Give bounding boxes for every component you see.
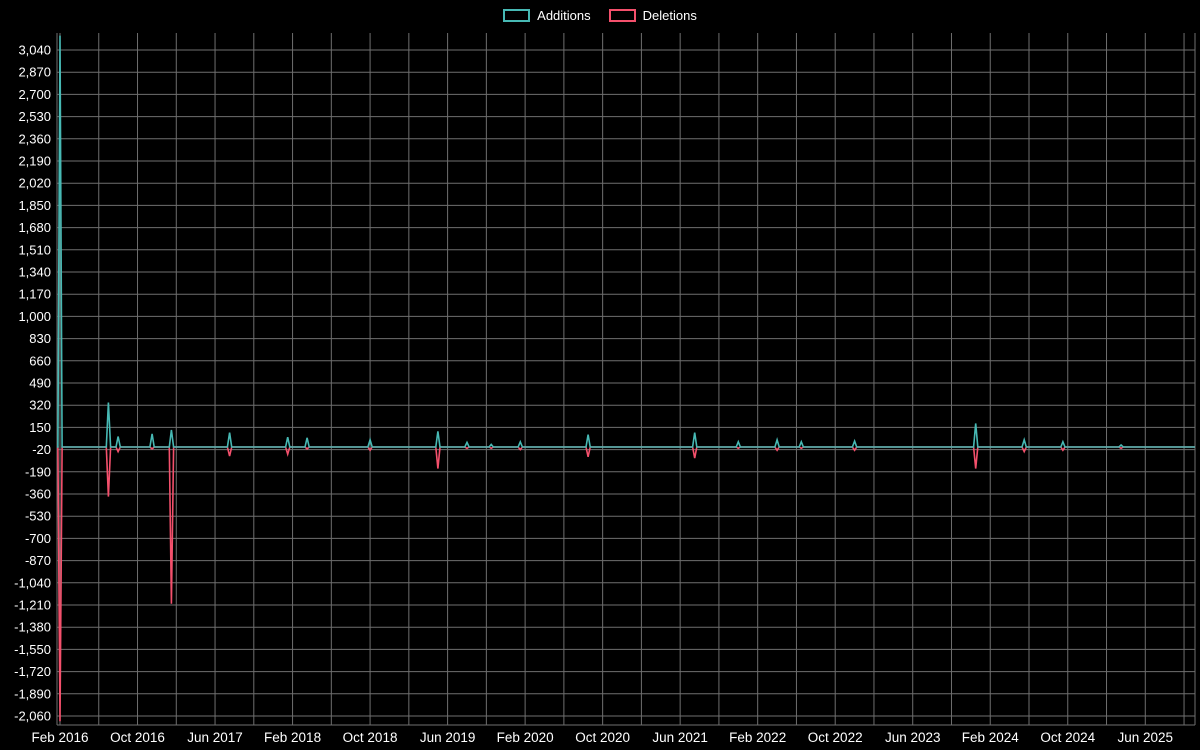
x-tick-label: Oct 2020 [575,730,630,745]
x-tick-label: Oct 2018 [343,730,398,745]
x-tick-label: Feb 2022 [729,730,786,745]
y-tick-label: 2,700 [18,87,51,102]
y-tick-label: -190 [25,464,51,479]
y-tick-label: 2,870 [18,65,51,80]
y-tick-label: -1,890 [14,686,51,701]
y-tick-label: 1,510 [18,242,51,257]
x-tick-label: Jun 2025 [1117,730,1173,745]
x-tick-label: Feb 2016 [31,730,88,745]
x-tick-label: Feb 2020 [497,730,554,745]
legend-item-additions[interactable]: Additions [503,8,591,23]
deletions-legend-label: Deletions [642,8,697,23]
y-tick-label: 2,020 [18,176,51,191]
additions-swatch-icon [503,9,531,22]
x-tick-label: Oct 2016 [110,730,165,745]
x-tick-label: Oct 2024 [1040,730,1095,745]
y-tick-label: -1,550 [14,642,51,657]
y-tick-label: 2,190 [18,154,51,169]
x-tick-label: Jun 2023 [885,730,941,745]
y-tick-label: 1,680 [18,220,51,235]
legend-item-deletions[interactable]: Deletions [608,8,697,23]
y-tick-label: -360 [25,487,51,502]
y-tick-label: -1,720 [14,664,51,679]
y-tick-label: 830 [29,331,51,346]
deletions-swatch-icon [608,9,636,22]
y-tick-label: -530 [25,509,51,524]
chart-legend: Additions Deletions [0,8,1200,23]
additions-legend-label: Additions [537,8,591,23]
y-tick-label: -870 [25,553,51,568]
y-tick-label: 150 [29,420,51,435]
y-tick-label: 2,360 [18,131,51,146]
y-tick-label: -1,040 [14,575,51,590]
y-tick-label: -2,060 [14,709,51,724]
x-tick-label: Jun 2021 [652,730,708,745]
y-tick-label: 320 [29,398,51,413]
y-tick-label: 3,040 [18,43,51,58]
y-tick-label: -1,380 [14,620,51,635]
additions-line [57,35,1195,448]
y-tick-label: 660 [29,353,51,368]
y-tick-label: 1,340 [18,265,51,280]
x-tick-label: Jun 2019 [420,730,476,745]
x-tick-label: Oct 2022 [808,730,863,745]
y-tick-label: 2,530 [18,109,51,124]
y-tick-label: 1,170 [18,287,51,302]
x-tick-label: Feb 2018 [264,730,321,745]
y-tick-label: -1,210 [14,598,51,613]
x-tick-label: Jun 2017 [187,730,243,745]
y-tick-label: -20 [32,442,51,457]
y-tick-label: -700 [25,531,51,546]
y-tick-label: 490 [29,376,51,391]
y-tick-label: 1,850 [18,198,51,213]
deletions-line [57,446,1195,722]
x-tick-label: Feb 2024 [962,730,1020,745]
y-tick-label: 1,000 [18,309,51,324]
---
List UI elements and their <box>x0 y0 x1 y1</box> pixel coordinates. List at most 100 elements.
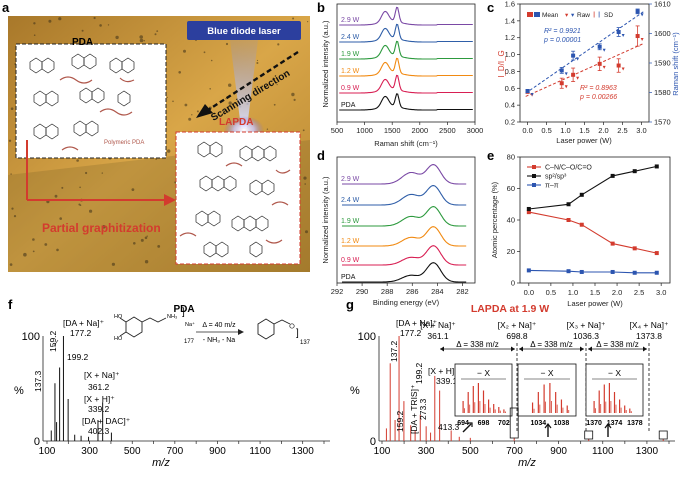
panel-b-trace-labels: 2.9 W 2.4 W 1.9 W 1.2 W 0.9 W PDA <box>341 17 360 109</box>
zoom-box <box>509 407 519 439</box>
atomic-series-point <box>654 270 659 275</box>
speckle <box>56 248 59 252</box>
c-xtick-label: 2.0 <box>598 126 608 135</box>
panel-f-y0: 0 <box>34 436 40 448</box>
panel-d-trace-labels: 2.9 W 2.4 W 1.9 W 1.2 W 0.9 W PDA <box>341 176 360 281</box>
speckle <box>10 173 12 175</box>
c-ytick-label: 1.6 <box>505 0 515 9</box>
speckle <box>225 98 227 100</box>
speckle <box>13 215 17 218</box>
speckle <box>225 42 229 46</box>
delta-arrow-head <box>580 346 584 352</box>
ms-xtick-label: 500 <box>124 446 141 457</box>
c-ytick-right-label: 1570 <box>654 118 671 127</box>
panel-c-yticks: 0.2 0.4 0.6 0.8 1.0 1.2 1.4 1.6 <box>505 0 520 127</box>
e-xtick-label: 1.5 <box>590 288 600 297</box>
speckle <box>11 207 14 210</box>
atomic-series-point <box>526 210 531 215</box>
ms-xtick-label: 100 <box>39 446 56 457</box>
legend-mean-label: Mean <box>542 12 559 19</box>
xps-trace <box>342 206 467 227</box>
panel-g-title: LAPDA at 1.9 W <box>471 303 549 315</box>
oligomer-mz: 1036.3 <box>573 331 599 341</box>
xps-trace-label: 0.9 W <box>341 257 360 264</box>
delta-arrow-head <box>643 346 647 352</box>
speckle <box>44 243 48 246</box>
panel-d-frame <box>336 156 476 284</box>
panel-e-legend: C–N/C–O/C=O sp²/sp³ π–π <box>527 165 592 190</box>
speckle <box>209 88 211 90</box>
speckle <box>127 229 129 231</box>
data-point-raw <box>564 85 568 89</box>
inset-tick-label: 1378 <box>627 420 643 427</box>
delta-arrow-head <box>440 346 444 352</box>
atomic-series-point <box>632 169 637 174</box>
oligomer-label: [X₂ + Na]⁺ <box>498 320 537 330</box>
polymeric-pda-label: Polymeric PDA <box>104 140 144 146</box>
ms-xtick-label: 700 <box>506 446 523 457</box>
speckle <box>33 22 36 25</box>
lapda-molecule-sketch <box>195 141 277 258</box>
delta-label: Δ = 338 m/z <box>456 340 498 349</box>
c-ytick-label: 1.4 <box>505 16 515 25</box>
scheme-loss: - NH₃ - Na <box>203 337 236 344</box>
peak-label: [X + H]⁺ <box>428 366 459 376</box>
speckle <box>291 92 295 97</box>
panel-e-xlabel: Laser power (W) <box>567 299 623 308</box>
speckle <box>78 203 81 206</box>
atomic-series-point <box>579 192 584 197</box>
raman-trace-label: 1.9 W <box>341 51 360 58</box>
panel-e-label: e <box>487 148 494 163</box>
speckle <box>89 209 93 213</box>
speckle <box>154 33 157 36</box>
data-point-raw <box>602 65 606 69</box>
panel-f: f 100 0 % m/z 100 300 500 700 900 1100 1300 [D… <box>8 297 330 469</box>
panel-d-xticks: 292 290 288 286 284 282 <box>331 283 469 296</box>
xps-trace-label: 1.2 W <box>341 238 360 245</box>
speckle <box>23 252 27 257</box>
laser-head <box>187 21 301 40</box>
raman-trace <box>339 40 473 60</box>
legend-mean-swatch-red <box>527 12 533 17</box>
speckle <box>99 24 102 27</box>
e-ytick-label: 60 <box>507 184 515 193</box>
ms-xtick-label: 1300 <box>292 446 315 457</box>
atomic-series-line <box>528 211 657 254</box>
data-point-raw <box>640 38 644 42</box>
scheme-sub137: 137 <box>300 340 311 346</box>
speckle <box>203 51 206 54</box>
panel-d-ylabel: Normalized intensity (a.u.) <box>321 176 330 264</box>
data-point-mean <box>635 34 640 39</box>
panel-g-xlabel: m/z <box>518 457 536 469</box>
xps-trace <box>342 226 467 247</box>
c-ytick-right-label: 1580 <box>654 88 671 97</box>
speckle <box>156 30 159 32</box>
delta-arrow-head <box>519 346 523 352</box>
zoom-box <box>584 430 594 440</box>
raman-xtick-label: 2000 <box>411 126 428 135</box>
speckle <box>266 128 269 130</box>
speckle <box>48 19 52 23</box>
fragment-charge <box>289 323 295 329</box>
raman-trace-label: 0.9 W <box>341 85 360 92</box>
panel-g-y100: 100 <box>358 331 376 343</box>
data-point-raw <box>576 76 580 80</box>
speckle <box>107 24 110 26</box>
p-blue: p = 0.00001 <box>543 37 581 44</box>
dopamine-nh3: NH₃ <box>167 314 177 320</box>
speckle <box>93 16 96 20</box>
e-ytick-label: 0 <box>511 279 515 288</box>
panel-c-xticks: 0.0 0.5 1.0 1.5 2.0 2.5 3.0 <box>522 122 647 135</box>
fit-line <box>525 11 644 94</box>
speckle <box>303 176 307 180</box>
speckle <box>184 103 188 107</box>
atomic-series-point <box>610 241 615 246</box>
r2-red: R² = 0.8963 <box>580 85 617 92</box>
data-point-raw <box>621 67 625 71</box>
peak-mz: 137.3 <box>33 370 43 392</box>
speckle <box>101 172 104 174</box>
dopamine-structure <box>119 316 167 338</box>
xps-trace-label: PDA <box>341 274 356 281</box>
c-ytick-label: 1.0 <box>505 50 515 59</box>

**Aim of the exercise:** Copy the listing lines from the one containing "x-tick-label: Oct 2020 [575,730,630,745]" through the one containing "additions-swatch-icon [503,9,531,22]", both included, with nothing changed.

**Final answer:**
x-tick-label: Oct 2020 [575,730,630,745]
x-tick-label: Oct 2018 [343,730,398,745]
x-tick-label: Feb 2022 [729,730,786,745]
y-tick-label: 2,700 [18,87,51,102]
y-tick-label: -190 [25,464,51,479]
y-tick-label: 2,870 [18,65,51,80]
y-tick-label: -1,890 [14,686,51,701]
y-tick-label: 1,510 [18,242,51,257]
x-tick-label: Jun 2025 [1117,730,1173,745]
x-tick-label: Feb 2016 [31,730,88,745]
x-tick-label: Feb 2020 [497,730,554,745]
legend-item-additions[interactable]: Additions [503,8,591,23]
deletions-legend-label: Deletions [642,8,697,23]
y-tick-label: 2,020 [18,176,51,191]
additions-swatch-icon [503,9,531,22]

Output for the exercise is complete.